* begin *

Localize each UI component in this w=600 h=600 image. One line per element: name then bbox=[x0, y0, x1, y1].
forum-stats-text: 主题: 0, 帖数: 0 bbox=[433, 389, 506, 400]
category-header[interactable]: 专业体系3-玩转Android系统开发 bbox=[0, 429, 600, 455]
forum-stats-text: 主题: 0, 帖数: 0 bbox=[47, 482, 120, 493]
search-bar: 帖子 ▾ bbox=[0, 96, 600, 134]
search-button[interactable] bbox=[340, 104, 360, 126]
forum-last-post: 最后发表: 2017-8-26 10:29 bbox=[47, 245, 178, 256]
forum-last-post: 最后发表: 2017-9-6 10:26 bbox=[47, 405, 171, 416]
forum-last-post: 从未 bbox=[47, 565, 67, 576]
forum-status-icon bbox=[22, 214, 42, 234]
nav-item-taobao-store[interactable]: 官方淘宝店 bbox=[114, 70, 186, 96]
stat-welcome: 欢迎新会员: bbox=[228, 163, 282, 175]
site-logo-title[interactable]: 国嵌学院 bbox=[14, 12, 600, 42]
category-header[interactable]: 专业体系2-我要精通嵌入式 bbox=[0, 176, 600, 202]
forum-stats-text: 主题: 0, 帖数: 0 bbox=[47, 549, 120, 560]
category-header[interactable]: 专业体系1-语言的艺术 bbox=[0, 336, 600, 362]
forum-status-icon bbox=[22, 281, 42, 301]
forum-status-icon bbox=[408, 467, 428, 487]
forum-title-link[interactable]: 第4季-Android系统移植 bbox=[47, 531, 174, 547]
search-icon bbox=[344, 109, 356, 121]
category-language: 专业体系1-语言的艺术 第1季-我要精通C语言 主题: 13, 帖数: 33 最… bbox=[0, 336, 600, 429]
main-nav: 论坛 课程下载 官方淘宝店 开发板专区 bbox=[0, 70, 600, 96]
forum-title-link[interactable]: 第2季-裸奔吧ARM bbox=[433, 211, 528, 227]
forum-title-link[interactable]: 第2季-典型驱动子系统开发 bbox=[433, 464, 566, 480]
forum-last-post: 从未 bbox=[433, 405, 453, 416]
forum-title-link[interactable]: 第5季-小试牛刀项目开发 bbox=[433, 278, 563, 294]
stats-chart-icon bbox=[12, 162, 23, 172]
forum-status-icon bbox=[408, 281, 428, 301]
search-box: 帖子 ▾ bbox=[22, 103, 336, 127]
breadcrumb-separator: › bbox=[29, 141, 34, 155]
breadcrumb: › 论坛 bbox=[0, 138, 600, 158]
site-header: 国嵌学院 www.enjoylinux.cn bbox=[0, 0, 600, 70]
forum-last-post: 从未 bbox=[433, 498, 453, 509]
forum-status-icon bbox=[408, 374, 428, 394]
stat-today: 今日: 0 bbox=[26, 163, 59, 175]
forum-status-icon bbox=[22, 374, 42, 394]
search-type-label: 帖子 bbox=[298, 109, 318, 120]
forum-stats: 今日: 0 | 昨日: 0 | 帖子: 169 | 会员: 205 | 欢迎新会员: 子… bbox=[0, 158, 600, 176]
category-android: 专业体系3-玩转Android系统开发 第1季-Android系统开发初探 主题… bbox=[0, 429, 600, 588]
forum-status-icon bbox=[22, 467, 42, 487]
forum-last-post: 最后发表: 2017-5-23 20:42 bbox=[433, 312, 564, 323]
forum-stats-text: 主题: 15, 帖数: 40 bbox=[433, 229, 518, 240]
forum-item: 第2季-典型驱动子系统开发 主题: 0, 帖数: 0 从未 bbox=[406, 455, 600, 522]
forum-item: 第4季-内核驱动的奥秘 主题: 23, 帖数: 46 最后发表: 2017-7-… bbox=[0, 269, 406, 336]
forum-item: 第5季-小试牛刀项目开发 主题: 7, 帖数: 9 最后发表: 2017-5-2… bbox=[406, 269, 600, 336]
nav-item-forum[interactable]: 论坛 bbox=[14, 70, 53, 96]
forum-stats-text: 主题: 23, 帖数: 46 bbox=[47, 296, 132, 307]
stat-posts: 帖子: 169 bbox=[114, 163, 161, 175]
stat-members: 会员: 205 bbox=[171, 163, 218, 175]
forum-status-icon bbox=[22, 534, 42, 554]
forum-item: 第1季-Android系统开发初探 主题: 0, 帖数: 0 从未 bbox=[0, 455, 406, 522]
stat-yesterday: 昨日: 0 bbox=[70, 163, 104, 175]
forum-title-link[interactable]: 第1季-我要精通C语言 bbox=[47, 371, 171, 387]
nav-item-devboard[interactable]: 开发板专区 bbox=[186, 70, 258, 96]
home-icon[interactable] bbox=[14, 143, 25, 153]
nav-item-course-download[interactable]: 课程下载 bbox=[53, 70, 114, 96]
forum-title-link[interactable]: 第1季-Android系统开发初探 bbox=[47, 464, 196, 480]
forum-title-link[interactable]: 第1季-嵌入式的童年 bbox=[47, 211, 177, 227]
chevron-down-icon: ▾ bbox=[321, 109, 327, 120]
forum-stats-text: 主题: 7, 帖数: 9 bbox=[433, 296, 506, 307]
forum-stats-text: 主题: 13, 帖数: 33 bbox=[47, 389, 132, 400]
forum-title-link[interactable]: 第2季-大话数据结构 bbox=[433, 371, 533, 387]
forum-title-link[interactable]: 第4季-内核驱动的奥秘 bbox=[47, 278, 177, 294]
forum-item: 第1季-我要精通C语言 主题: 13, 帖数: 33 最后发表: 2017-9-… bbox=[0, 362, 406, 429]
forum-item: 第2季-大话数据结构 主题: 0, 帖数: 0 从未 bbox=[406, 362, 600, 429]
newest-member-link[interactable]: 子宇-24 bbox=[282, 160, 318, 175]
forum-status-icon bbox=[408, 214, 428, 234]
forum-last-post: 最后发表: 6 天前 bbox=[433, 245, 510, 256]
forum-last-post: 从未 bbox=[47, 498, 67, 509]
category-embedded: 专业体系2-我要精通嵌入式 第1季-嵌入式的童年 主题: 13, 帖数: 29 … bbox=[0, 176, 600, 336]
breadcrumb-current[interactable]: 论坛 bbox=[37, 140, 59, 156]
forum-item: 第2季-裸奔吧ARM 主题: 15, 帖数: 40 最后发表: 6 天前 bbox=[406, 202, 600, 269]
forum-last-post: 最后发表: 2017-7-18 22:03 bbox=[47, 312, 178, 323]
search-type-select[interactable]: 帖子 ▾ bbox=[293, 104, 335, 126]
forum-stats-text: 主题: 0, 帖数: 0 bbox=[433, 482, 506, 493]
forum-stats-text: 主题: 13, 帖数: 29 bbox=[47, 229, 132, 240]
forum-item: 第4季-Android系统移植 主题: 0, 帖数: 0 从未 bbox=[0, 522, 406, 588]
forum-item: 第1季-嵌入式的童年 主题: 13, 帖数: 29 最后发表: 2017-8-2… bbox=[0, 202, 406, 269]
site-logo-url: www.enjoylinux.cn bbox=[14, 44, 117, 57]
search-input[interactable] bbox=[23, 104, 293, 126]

* end *

REQUIRED TASK
Pull every line of the listing above and reproduce each one verbatim, leaving nothing out or changed.

RESPONSE TO THIS TASK
Localize each UI component in this w=600 h=600 image. One line per element: name then bbox=[x0, y0, x1, y1].
forum-stats-text: 主题: 0, 帖数: 0 bbox=[433, 389, 506, 400]
category-header[interactable]: 专业体系3-玩转Android系统开发 bbox=[0, 429, 600, 455]
forum-stats-text: 主题: 0, 帖数: 0 bbox=[47, 482, 120, 493]
search-bar: 帖子 ▾ bbox=[0, 96, 600, 134]
search-button[interactable] bbox=[340, 104, 360, 126]
forum-last-post: 最后发表: 2017-8-26 10:29 bbox=[47, 245, 178, 256]
forum-last-post: 最后发表: 2017-9-6 10:26 bbox=[47, 405, 171, 416]
forum-last-post: 从未 bbox=[47, 565, 67, 576]
forum-status-icon bbox=[22, 214, 42, 234]
nav-item-taobao-store[interactable]: 官方淘宝店 bbox=[114, 70, 186, 96]
stat-welcome: 欢迎新会员: bbox=[228, 163, 282, 175]
site-logo-title[interactable]: 国嵌学院 bbox=[14, 12, 600, 42]
category-header[interactable]: 专业体系2-我要精通嵌入式 bbox=[0, 176, 600, 202]
forum-stats-text: 主题: 0, 帖数: 0 bbox=[47, 549, 120, 560]
category-header[interactable]: 专业体系1-语言的艺术 bbox=[0, 336, 600, 362]
forum-status-icon bbox=[22, 281, 42, 301]
forum-status-icon bbox=[408, 467, 428, 487]
forum-title-link[interactable]: 第4季-Android系统移植 bbox=[47, 531, 174, 547]
search-icon bbox=[344, 109, 356, 121]
category-language: 专业体系1-语言的艺术 第1季-我要精通C语言 主题: 13, 帖数: 33 最… bbox=[0, 336, 600, 429]
main-nav: 论坛 课程下载 官方淘宝店 开发板专区 bbox=[0, 70, 600, 96]
forum-title-link[interactable]: 第2季-裸奔吧ARM bbox=[433, 211, 528, 227]
forum-title-link[interactable]: 第2季-典型驱动子系统开发 bbox=[433, 464, 566, 480]
forum-last-post: 从未 bbox=[433, 405, 453, 416]
forum-title-link[interactable]: 第5季-小试牛刀项目开发 bbox=[433, 278, 563, 294]
stats-chart-icon bbox=[12, 162, 23, 172]
forum-status-icon bbox=[408, 281, 428, 301]
search-box: 帖子 ▾ bbox=[22, 103, 336, 127]
breadcrumb-separator: › bbox=[29, 141, 34, 155]
breadcrumb: › 论坛 bbox=[0, 138, 600, 158]
site-header: 国嵌学院 www.enjoylinux.cn bbox=[0, 0, 600, 70]
forum-last-post: 从未 bbox=[433, 498, 453, 509]
forum-status-icon bbox=[408, 374, 428, 394]
stat-today: 今日: 0 bbox=[26, 163, 59, 175]
forum-status-icon bbox=[22, 374, 42, 394]
search-type-label: 帖子 bbox=[298, 109, 318, 120]
forum-stats: 今日: 0 | 昨日: 0 | 帖子: 169 | 会员: 205 | 欢迎新会员: 子… bbox=[0, 158, 600, 176]
category-android: 专业体系3-玩转Android系统开发 第1季-Android系统开发初探 主题… bbox=[0, 429, 600, 588]
forum-status-icon bbox=[22, 467, 42, 487]
forum-last-post: 最后发表: 2017-5-23 20:42 bbox=[433, 312, 564, 323]
forum-stats-text: 主题: 15, 帖数: 40 bbox=[433, 229, 518, 240]
forum-item: 第2季-典型驱动子系统开发 主题: 0, 帖数: 0 从未 bbox=[406, 455, 600, 522]
forum-item: 第4季-内核驱动的奥秘 主题: 23, 帖数: 46 最后发表: 2017-7-… bbox=[0, 269, 406, 336]
forum-item: 第5季-小试牛刀项目开发 主题: 7, 帖数: 9 最后发表: 2017-5-2… bbox=[406, 269, 600, 336]
nav-item-forum[interactable]: 论坛 bbox=[14, 70, 53, 96]
forum-stats-text: 主题: 23, 帖数: 46 bbox=[47, 296, 132, 307]
stat-posts: 帖子: 169 bbox=[114, 163, 161, 175]
stat-members: 会员: 205 bbox=[171, 163, 218, 175]
forum-status-icon bbox=[22, 534, 42, 554]
forum-item: 第1季-Android系统开发初探 主题: 0, 帖数: 0 从未 bbox=[0, 455, 406, 522]
stat-yesterday: 昨日: 0 bbox=[70, 163, 104, 175]
forum-title-link[interactable]: 第1季-我要精通C语言 bbox=[47, 371, 171, 387]
nav-item-devboard[interactable]: 开发板专区 bbox=[186, 70, 258, 96]
home-icon[interactable] bbox=[14, 143, 25, 153]
nav-item-course-download[interactable]: 课程下载 bbox=[53, 70, 114, 96]
forum-title-link[interactable]: 第1季-Android系统开发初探 bbox=[47, 464, 196, 480]
forum-title-link[interactable]: 第1季-嵌入式的童年 bbox=[47, 211, 177, 227]
chevron-down-icon: ▾ bbox=[321, 109, 327, 120]
forum-stats-text: 主题: 7, 帖数: 9 bbox=[433, 296, 506, 307]
forum-stats-text: 主题: 13, 帖数: 33 bbox=[47, 389, 132, 400]
forum-title-link[interactable]: 第2季-大话数据结构 bbox=[433, 371, 533, 387]
forum-title-link[interactable]: 第4季-内核驱动的奥秘 bbox=[47, 278, 177, 294]
forum-item: 第1季-我要精通C语言 主题: 13, 帖数: 33 最后发表: 2017-9-… bbox=[0, 362, 406, 429]
forum-item: 第2季-大话数据结构 主题: 0, 帖数: 0 从未 bbox=[406, 362, 600, 429]
newest-member-link[interactable]: 子宇-24 bbox=[282, 160, 318, 175]
forum-status-icon bbox=[408, 214, 428, 234]
forum-last-post: 最后发表: 6 天前 bbox=[433, 245, 510, 256]
forum-last-post: 从未 bbox=[47, 498, 67, 509]
category-embedded: 专业体系2-我要精通嵌入式 第1季-嵌入式的童年 主题: 13, 帖数: 29 … bbox=[0, 176, 600, 336]
breadcrumb-current[interactable]: 论坛 bbox=[37, 140, 59, 156]
forum-item: 第2季-裸奔吧ARM 主题: 15, 帖数: 40 最后发表: 6 天前 bbox=[406, 202, 600, 269]
forum-last-post: 最后发表: 2017-7-18 22:03 bbox=[47, 312, 178, 323]
search-type-select[interactable]: 帖子 ▾ bbox=[293, 104, 335, 126]
forum-stats-text: 主题: 0, 帖数: 0 bbox=[433, 482, 506, 493]
forum-stats-text: 主题: 13, 帖数: 29 bbox=[47, 229, 132, 240]
forum-item: 第4季-Android系统移植 主题: 0, 帖数: 0 从未 bbox=[0, 522, 406, 588]
forum-item: 第1季-嵌入式的童年 主题: 13, 帖数: 29 最后发表: 2017-8-2… bbox=[0, 202, 406, 269]
site-logo-url: www.enjoylinux.cn bbox=[14, 44, 117, 57]
search-input[interactable] bbox=[23, 104, 293, 126]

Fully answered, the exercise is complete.